**Goal**
Below are some entries. Copy each line that holds the string "Model".

**Data lines**
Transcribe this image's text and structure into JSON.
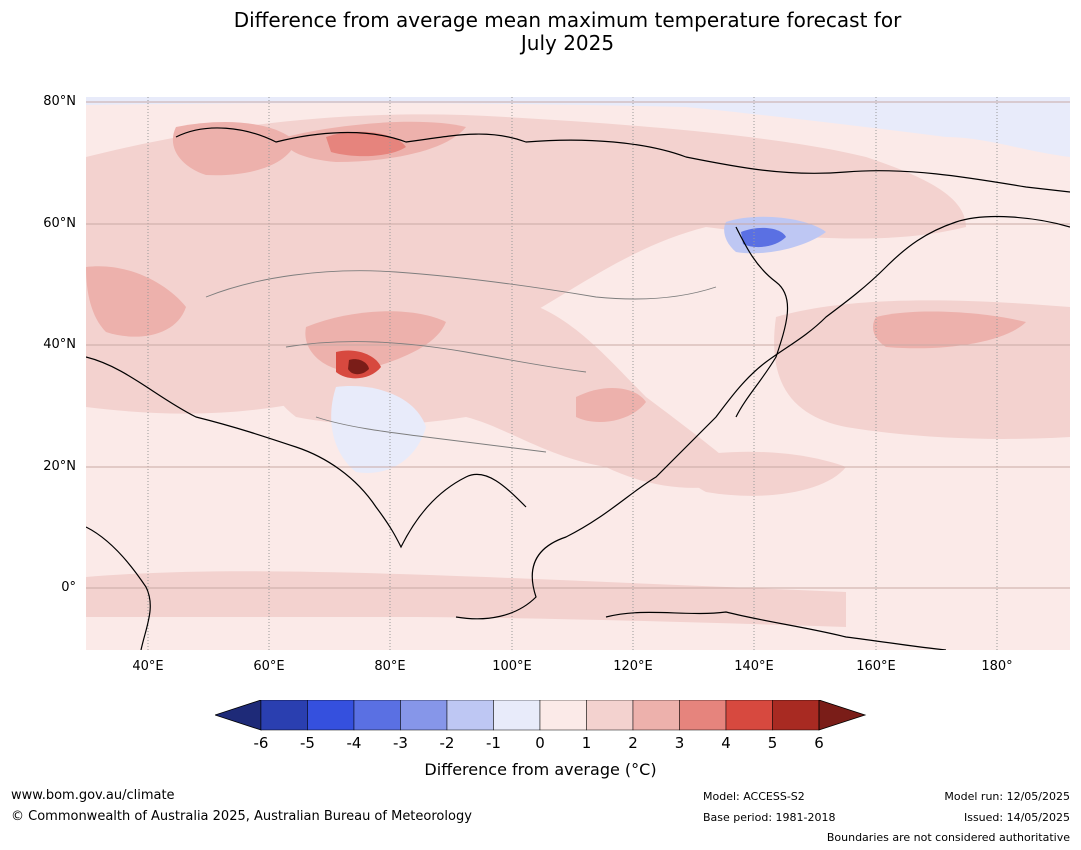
{
  "title_line1": "Difference from average mean maximum temperature forecast for",
  "title_line2": "July 2025",
  "latitude_labels": [
    "80°N",
    "60°N",
    "40°N",
    "20°N",
    "0°"
  ],
  "longitude_labels": [
    "40°E",
    "60°E",
    "80°E",
    "100°E",
    "120°E",
    "140°E",
    "160°E",
    "180°"
  ],
  "map_extent": {
    "lon_min": 30,
    "lon_max": 192,
    "lat_min": -10,
    "lat_max": 81
  },
  "colorbar": {
    "title": "Difference from average (°C)",
    "labels": [
      "-6",
      "-5",
      "-4",
      "-3",
      "-2",
      "-1",
      "0",
      "1",
      "2",
      "3",
      "4",
      "5",
      "6"
    ],
    "colors": [
      "#1e2a78",
      "#2a3fb0",
      "#3550de",
      "#5a70e3",
      "#8696e9",
      "#bec7f3",
      "#e8ebfa",
      "#fbeae8",
      "#f3d2cf",
      "#edb1ac",
      "#e6847d",
      "#d7493f",
      "#a82a22",
      "#7a1d18"
    ]
  },
  "footer": {
    "website": "www.bom.gov.au/climate",
    "copyright": "© Commonwealth of Australia 2025, Australian Bureau of Meteorology",
    "model": "Model: ACCESS-S2",
    "base_period": "Base period: 1981-2018",
    "model_run": "Model run: 12/05/2025",
    "issued": "Issued: 14/05/2025",
    "disclaimer": "Boundaries are not considered authoritative"
  }
}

**Output for this exercise**
    "model": "Model: ACCESS-S2",
    "model_run": "Model run: 12/05/2025",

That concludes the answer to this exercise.